- [GIVEN PROBLEM]:
Copy every line from the material below that holds "legend".

- [Structured figure records]:
▬▬▬▬▬▬▬▬▬▬

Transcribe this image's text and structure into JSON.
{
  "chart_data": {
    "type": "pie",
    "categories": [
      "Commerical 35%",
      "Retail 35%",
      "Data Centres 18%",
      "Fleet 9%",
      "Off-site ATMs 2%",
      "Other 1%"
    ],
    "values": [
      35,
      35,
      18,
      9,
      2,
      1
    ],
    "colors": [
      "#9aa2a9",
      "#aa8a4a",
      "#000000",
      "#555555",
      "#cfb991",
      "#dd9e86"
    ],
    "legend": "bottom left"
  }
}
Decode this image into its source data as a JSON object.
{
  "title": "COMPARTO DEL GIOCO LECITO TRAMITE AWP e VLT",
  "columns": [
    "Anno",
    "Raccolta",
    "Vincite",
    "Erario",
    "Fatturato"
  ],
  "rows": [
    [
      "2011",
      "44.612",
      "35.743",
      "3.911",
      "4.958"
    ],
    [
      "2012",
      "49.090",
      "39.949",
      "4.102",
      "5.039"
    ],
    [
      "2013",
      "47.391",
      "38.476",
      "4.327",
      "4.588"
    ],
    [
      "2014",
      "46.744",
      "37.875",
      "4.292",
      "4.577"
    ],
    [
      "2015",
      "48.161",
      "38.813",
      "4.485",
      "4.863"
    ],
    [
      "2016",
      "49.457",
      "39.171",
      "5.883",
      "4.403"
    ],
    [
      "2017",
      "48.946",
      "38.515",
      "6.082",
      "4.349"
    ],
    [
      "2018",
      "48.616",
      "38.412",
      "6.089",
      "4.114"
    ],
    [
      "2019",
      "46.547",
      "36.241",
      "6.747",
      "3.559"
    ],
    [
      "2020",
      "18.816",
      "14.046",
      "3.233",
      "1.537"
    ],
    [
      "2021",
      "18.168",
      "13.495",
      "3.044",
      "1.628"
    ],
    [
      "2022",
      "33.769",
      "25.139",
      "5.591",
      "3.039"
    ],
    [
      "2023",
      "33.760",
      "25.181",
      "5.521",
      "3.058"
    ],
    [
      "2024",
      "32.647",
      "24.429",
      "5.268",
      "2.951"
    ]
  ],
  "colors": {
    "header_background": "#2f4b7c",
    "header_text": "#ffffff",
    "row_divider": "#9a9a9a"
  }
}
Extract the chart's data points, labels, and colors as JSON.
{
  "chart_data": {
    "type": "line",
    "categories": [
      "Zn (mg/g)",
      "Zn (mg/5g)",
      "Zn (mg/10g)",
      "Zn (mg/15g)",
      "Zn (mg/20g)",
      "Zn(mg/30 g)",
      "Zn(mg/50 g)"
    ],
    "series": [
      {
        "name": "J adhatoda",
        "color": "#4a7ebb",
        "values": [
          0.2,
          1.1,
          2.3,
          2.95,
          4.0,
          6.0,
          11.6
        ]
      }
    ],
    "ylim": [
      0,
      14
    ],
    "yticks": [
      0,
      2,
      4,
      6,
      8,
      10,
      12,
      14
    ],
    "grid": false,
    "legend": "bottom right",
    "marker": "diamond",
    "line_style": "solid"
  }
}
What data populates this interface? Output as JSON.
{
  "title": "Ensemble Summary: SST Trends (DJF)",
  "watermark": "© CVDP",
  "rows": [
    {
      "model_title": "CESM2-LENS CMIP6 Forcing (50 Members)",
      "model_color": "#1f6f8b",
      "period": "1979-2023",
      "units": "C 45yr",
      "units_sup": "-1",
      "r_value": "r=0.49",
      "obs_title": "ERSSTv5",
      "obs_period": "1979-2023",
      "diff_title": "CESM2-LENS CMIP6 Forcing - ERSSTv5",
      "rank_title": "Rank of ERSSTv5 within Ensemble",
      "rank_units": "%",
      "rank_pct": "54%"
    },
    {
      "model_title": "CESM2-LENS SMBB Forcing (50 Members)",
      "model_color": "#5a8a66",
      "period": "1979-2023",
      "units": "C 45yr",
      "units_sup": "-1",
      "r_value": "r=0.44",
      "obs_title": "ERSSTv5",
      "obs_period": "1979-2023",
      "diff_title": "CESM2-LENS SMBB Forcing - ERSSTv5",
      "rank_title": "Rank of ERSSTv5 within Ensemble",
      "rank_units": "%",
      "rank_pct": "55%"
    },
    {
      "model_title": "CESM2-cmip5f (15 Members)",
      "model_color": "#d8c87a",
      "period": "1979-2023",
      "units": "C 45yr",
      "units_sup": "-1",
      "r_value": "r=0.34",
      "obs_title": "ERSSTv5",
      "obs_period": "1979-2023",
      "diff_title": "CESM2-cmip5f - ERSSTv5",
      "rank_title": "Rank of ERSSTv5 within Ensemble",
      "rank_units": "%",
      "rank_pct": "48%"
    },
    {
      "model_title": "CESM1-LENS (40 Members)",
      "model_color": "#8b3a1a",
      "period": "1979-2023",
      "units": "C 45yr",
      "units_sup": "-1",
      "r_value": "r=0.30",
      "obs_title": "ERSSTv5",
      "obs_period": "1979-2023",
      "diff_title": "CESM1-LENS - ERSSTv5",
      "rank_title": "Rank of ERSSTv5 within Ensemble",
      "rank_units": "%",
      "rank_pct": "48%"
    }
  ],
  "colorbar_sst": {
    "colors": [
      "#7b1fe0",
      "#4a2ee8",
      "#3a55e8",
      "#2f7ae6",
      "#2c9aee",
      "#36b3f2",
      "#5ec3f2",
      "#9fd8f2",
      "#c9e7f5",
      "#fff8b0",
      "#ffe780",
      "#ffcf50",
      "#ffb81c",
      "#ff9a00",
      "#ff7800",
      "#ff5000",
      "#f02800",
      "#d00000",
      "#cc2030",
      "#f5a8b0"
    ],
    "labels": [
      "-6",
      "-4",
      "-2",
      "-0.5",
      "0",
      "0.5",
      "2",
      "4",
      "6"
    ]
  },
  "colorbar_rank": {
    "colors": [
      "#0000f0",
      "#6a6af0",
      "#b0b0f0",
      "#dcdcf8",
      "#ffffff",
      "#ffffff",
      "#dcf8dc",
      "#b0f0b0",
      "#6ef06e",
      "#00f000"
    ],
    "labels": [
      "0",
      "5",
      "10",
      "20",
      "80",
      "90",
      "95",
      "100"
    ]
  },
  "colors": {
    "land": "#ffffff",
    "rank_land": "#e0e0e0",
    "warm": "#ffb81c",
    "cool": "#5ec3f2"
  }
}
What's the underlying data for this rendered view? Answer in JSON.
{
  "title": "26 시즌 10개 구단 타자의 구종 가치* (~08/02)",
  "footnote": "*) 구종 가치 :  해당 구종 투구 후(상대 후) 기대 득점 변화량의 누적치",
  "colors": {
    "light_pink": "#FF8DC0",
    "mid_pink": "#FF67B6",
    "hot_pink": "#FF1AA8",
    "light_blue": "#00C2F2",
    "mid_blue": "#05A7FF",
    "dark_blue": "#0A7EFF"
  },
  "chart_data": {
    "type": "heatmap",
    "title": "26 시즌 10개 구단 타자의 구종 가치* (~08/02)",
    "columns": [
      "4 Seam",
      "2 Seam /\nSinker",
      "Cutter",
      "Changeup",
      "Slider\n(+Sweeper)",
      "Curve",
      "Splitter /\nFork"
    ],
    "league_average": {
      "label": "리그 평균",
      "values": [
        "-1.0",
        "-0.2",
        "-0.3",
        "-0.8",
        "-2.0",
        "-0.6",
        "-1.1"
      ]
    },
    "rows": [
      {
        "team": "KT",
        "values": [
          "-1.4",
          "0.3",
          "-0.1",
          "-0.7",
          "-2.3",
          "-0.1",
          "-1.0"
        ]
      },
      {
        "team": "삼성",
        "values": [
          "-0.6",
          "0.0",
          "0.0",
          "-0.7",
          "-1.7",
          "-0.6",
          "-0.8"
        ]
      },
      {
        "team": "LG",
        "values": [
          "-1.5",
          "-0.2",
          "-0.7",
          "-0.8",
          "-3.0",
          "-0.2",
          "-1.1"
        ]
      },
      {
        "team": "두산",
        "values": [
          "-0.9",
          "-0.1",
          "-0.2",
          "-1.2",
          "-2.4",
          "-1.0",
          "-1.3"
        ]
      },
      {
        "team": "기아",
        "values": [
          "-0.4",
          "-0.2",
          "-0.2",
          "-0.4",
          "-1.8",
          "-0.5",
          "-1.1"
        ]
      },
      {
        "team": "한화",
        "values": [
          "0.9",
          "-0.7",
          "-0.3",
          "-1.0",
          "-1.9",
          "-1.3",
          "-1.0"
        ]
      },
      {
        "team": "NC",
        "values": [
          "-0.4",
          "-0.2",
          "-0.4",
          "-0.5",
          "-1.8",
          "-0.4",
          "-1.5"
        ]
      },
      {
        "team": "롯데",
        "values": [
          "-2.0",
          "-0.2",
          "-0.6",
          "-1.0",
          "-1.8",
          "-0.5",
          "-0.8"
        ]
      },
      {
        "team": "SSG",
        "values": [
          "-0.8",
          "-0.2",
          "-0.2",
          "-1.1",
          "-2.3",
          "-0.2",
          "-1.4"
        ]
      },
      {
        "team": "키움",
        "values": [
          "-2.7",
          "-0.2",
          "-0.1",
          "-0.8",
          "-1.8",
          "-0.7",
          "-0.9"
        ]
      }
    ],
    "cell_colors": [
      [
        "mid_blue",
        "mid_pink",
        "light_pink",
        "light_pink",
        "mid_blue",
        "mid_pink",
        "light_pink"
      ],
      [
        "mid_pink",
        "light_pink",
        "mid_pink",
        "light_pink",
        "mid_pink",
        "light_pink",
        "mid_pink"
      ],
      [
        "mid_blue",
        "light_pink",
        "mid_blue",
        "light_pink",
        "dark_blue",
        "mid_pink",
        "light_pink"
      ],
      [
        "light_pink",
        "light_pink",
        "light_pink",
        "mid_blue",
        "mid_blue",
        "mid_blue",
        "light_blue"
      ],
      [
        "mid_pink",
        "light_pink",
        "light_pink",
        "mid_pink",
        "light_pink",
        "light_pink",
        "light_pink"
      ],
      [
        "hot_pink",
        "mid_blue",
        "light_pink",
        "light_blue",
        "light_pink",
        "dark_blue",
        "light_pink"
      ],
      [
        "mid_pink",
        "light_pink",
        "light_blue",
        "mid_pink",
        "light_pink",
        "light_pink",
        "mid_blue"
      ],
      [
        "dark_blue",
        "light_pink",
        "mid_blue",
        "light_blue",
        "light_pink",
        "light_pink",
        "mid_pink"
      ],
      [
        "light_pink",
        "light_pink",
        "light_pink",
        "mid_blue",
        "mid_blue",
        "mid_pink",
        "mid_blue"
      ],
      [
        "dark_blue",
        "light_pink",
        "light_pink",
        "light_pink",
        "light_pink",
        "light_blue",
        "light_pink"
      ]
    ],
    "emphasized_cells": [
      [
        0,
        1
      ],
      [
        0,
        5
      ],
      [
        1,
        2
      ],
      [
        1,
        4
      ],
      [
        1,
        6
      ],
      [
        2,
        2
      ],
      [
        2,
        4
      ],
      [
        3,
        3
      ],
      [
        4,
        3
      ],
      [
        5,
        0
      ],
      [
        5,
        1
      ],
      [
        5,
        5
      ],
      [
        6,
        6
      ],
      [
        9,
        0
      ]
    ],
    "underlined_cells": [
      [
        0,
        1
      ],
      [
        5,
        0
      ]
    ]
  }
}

▬▬▬▬▬▬▬▬▬▬

- [ANSWER TO THIS PROBLEM]:
    "legend": "bottom left"
    "legend": "bottom right",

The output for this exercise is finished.